▼

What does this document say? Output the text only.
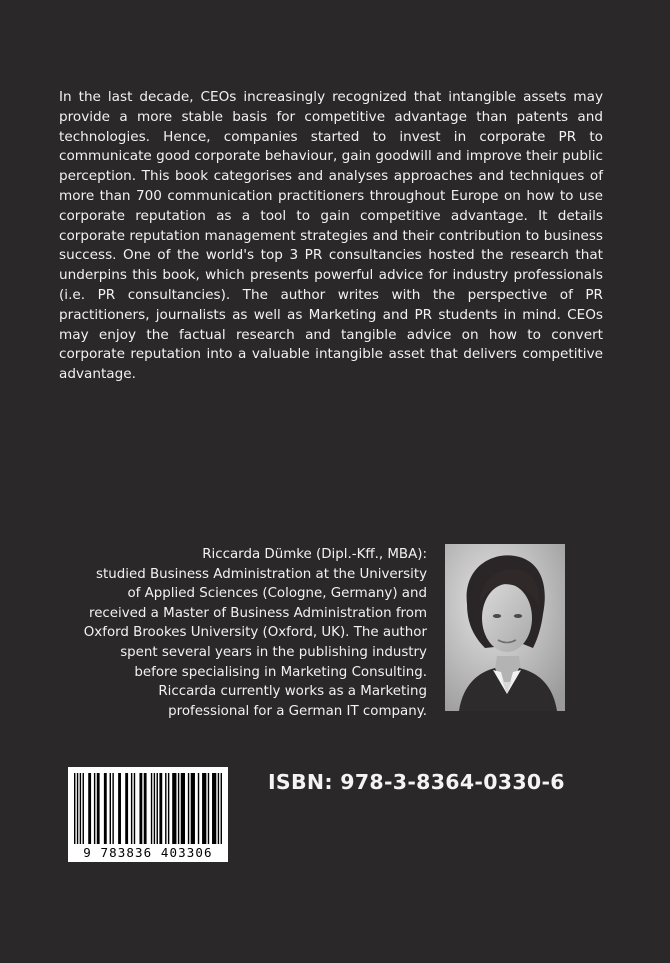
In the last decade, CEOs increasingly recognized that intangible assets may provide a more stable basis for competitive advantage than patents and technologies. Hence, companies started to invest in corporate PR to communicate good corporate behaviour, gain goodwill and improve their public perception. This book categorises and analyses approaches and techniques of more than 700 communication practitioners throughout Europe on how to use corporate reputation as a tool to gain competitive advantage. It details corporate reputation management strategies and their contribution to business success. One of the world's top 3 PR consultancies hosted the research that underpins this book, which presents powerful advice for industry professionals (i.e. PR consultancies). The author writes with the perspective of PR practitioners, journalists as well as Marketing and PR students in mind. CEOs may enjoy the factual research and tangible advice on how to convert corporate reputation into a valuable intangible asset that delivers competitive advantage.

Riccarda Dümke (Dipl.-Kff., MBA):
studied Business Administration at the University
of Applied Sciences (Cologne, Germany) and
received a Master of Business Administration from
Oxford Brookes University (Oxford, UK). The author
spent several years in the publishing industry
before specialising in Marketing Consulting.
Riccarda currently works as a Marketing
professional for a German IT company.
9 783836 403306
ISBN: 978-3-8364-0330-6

▲

Exercise aim: All lines in the data that contain the word "industry" should be copied.

Answer for the task:
In the last decade, CEOs increasingly recognized that intangible assets may provide a more stable basis for competitive advantage than patents and technologies. Hence, companies started to invest in corporate PR to communicate good corporate behaviour, gain goodwill and improve their public perception. This book categorises and analyses approaches and techniques of more than 700 communication practitioners throughout Europe on how to use corporate reputation as a tool to gain competitive advantage. It details corporate reputation management strategies and their contribution to business success. One of the world's top 3 PR consultancies hosted the research that underpins this book, which presents powerful advice for industry professionals (i.e. PR consultancies). The author writes with the perspective of PR practitioners, journalists as well as Marketing and PR students in mind. CEOs may enjoy the factual research and tangible advice on how to convert corporate reputation into a valuable intangible asset that delivers competitive advantage.
spent several years in the publishing industry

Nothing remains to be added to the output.